Problem statement:
Starting from the line containing "Read this page and output its text content.", give again every line through the end of the entries, word for word. Pictures stay out of the copy.
##### Data shown
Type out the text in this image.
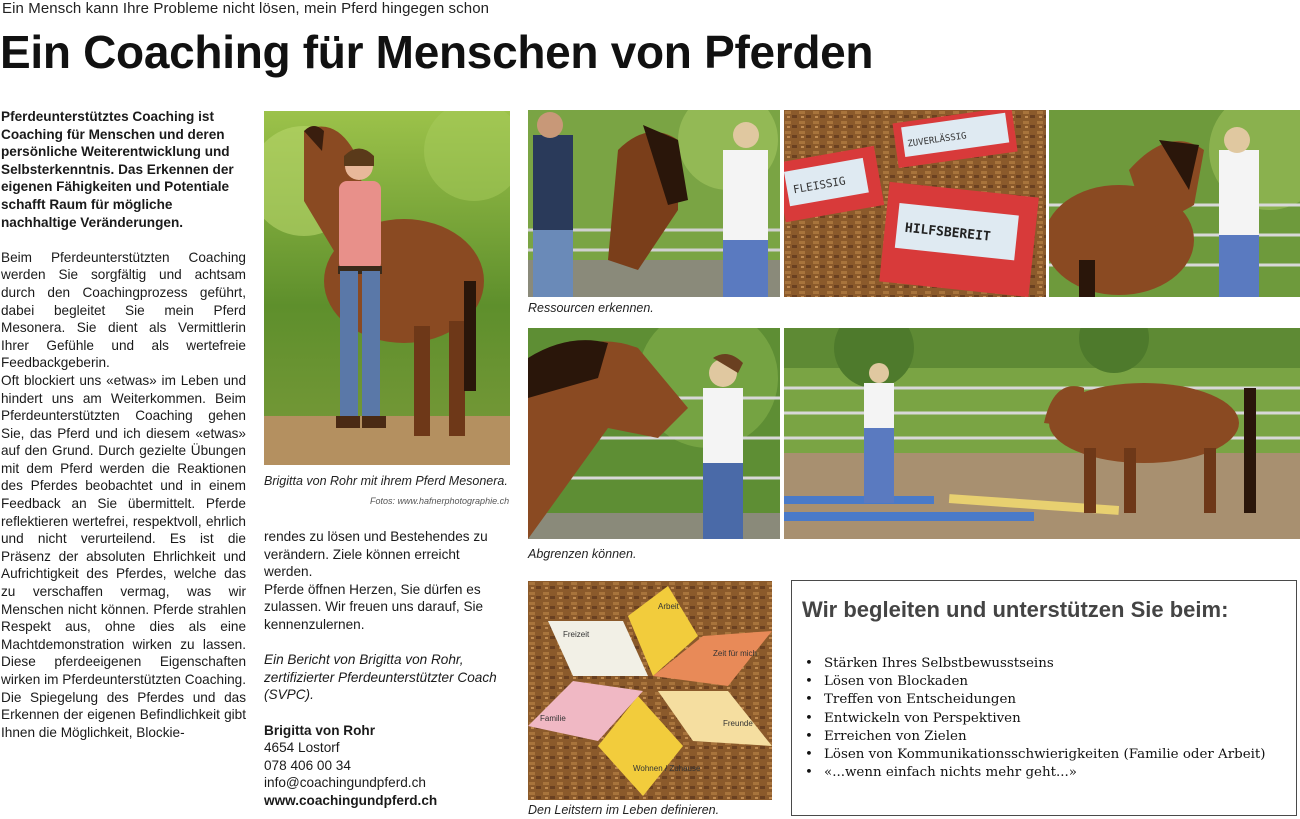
Ein Mensch kann Ihre Probleme nicht lösen, mein Pferd hingegen schon
Ein Coaching für Menschen von Pferden

Pferdeunterstütztes Coaching ist Coaching für Menschen und deren persönliche Weiterentwicklung und Selbsterkenntnis. Das Erkennen der eigenen Fähigkeiten und Potentiale schafft Raum für mögliche nachhaltige Veränderungen.

Beim Pferdeunterstützten Coaching werden Sie sorgfältig und achtsam durch den Coachingprozess geführt, dabei begleitet Sie mein Pferd Mesonera. Sie dient als Vermittlerin Ihrer Gefühle und als wertefreie Feedbackgeberin.

Oft blockiert uns «etwas» im Leben und hindert uns am Weiterkommen. Beim Pferdeunterstützten Coaching gehen Sie, das Pferd und ich diesem «etwas» auf den Grund. Durch gezielte Übungen mit dem Pferd werden die Reaktionen des Pferdes beobachtet und in einem Feedback an Sie übermittelt. Pferde reflektieren wertefrei, respektvoll, ehrlich und nicht verurteilend. Es ist die Präsenz der absoluten Ehrlichkeit und Aufrichtigkeit des Pferdes, welche das zu verschaffen vermag, was wir Menschen nicht können. Pferde strahlen Respekt aus, ohne dies als eine Machtdemonstration wirken zu lassen. Diese pferdeeigenen Eigenschaften wirken im Pferdeunterstützten Coaching. Die Spiegelung des Pferdes und das Erkennen der eigenen Befindlichkeit gibt Ihnen die Möglichkeit, Blockie-

Brigitta von Rohr mit ihrem Pferd Mesonera.
Fotos: www.hafnerphotographie.ch

rendes zu lösen und Bestehendes zu verändern. Ziele können erreicht werden.

Pferde öffnen Herzen, Sie dürfen es zulassen. Wir freuen uns darauf, Sie kennenzulernen.

Ein Bericht von Brigitta von Rohr, zertifizierter Pferdeunterstützter Coach (SVPC).

Brigitta von Rohr

4654 Lostorf

078 406 00 34

info@coachingundpferd.ch

www.coachingundpferd.ch

FLEISSIG
ZUVERLÄSSIG
HILFSBEREIT
Ressourcen erkennen.
Abgrenzen können.
Freizeit
Arbeit
Zeit für mich
Freunde
Wohnen / Zuhause
Familie
Den Leitstern im Leben definieren.
Wir begleiten und unterstützen Sie beim:
• Stärken Ihres Selbstbewusstseins
• Lösen von Blockaden
• Treffen von Entscheidungen
• Entwickeln von Perspektiven
• Erreichen von Zielen
• Lösen von Kommunikationsschwierigkeiten (Familie oder Arbeit)
• «...wenn einfach nichts mehr geht...»
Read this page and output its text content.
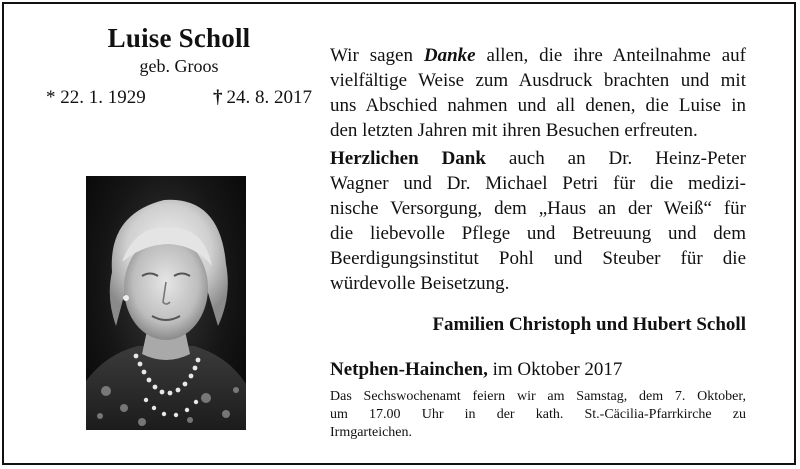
Luise Scholl
geb. Groos
* 22. 1. 1929	† 24. 8. 2017
Wir sagen Danke allen, die ihre Anteilnahme auf
vielfältige Weise zum Ausdruck brachten und mit
uns Abschied nahmen und all denen, die Luise in
den letzten Jahren mit ihren Besuchen erfreuten.
Herzlichen Dank auch an Dr. Heinz-Peter
Wagner und Dr. Michael Petri für die medizi-
nische Versorgung, dem „Haus an der Weiß“ für
die liebevolle Pflege und Betreuung und dem
Beerdigungsinstitut Pohl und Steuber für die
würdevolle Beisetzung.
Familien Christoph und Hubert Scholl
Netphen-Hainchen, im Oktober 2017
Das Sechswochenamt feiern wir am Samstag, dem 7. Oktober,
um 17.00 Uhr in der kath. St.-Cäcilia-Pfarrkirche zu
Irmgarteichen.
##########
Answer below:
Read this page and output its text content.
Luise Scholl
geb. Groos
* 22. 1. 1929	† 24. 8. 2017
Wir sagen Danke allen, die ihre Anteilnahme auf
vielfältige Weise zum Ausdruck brachten und mit
uns Abschied nahmen und all denen, die Luise in
den letzten Jahren mit ihren Besuchen erfreuten.
Herzlichen Dank auch an Dr. Heinz-Peter
Wagner und Dr. Michael Petri für die medizi-
nische Versorgung, dem „Haus an der Weiß“ für
die liebevolle Pflege und Betreuung und dem
Beerdigungsinstitut Pohl und Steuber für die
würdevolle Beisetzung.
Familien Christoph und Hubert Scholl
Netphen-Hainchen, im Oktober 2017
Das Sechswochenamt feiern wir am Samstag, dem 7. Oktober,
um 17.00 Uhr in der kath. St.-Cäcilia-Pfarrkirche zu
Irmgarteichen.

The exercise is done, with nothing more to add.